* [WHAT THE EXERCISE ASKS] Please copy all the lines that follow, word for word.

* [INFORMATION PROVIDED]

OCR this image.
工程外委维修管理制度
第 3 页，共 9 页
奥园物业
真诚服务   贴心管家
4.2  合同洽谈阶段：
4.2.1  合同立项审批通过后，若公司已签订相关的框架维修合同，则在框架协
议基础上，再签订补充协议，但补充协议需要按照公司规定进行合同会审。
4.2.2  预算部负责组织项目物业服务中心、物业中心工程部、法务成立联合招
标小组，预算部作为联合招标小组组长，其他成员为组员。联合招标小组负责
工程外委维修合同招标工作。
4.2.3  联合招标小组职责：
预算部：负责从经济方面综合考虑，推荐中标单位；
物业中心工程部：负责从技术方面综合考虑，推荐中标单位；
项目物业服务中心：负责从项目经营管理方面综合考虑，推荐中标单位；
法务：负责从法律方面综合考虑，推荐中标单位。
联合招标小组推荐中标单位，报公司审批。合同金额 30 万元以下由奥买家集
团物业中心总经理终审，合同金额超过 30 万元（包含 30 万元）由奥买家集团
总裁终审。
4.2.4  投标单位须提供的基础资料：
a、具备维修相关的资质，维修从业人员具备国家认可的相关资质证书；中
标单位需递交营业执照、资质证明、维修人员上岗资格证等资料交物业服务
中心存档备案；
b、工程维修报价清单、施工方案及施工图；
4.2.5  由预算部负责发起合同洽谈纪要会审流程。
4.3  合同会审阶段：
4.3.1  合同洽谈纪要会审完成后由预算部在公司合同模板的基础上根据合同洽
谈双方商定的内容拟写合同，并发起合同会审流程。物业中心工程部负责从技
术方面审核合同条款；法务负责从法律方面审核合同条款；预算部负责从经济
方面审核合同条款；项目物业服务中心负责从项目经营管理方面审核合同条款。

* [RESULT FOR THIS TASK]
OCR this image.
工程外委维修管理制度
第 3 页，共 9 页
奥园物业
真诚服务   贴心管家
4.2  合同洽谈阶段：
4.2.1  合同立项审批通过后，若公司已签订相关的框架维修合同，则在框架协
议基础上，再签订补充协议，但补充协议需要按照公司规定进行合同会审。
4.2.2  预算部负责组织项目物业服务中心、物业中心工程部、法务成立联合招
标小组，预算部作为联合招标小组组长，其他成员为组员。联合招标小组负责
工程外委维修合同招标工作。
4.2.3  联合招标小组职责：
预算部：负责从经济方面综合考虑，推荐中标单位；
物业中心工程部：负责从技术方面综合考虑，推荐中标单位；
项目物业服务中心：负责从项目经营管理方面综合考虑，推荐中标单位；
法务：负责从法律方面综合考虑，推荐中标单位。
联合招标小组推荐中标单位，报公司审批。合同金额 30 万元以下由奥买家集
团物业中心总经理终审，合同金额超过 30 万元（包含 30 万元）由奥买家集团
总裁终审。
4.2.4  投标单位须提供的基础资料：
a、具备维修相关的资质，维修从业人员具备国家认可的相关资质证书；中
标单位需递交营业执照、资质证明、维修人员上岗资格证等资料交物业服务
中心存档备案；
b、工程维修报价清单、施工方案及施工图；
4.2.5  由预算部负责发起合同洽谈纪要会审流程。
4.3  合同会审阶段：
4.3.1  合同洽谈纪要会审完成后由预算部在公司合同模板的基础上根据合同洽
谈双方商定的内容拟写合同，并发起合同会审流程。物业中心工程部负责从技
术方面审核合同条款；法务负责从法律方面审核合同条款；预算部负责从经济
方面审核合同条款；项目物业服务中心负责从项目经营管理方面审核合同条款。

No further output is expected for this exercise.